Dataset entries
────────────────────

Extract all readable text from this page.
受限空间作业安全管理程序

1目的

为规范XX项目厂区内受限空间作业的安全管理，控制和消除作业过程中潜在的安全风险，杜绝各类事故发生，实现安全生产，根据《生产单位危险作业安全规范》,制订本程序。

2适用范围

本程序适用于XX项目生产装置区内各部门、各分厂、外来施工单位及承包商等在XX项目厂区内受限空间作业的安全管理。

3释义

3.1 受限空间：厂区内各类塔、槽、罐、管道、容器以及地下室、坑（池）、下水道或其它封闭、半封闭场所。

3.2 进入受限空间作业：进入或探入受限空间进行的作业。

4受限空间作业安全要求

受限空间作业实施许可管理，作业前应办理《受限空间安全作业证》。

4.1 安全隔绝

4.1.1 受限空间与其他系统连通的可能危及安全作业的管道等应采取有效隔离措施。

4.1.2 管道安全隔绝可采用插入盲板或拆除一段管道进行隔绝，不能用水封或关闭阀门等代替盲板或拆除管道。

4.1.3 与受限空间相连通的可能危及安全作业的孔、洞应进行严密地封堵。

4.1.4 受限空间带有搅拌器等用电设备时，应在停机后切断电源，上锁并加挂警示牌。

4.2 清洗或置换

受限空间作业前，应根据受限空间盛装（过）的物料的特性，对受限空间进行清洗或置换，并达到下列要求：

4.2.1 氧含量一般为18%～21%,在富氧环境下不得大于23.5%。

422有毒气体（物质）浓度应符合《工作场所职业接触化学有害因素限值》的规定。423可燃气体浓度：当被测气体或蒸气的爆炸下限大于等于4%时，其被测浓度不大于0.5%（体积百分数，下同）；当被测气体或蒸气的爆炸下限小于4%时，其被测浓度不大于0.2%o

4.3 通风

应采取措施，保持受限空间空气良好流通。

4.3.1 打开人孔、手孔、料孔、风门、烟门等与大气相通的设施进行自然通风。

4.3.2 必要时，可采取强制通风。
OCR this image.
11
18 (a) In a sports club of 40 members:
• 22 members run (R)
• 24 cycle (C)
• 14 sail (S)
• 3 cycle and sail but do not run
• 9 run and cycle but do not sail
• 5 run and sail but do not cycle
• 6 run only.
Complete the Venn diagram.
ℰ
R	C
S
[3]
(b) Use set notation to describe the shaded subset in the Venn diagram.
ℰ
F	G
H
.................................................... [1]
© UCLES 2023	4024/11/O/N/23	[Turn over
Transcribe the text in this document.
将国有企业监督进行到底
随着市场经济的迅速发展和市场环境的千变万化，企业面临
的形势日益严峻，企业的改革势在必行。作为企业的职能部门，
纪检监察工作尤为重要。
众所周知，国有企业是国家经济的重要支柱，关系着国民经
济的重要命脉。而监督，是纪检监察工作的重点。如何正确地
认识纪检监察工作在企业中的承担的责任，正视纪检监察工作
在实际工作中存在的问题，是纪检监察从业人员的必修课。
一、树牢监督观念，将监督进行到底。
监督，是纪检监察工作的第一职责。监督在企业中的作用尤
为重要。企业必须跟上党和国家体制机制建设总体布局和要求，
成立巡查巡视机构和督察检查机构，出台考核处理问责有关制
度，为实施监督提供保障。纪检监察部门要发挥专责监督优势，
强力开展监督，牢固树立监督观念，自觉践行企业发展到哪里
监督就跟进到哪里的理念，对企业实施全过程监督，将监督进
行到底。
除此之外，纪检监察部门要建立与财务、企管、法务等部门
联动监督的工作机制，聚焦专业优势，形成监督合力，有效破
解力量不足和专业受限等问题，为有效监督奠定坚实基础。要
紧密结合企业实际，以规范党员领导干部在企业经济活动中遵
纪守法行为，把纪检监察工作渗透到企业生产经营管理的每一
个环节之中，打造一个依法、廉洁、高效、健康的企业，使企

────────────────────

Pull out all lines containing "Venn".

Complete the Venn diagram.
(b) Use set notation to describe the shaded subset in the Venn diagram.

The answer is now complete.